• _The task_: Could you transcribe the material below exactly, without leaving out a single line?

• _Records supplied_:
^^^^

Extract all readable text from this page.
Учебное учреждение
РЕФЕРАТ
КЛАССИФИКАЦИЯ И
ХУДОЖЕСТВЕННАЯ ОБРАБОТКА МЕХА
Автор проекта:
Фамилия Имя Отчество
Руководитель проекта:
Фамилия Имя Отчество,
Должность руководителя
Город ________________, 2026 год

^^^^

• _Finished task_:
Extract all readable text from this page.
Учебное учреждение
РЕФЕРАТ
КЛАССИФИКАЦИЯ И
ХУДОЖЕСТВЕННАЯ ОБРАБОТКА МЕХА
Автор проекта:
Фамилия Имя Отчество
Руководитель проекта:
Фамилия Имя Отчество,
Должность руководителя
Город ________________, 2026 год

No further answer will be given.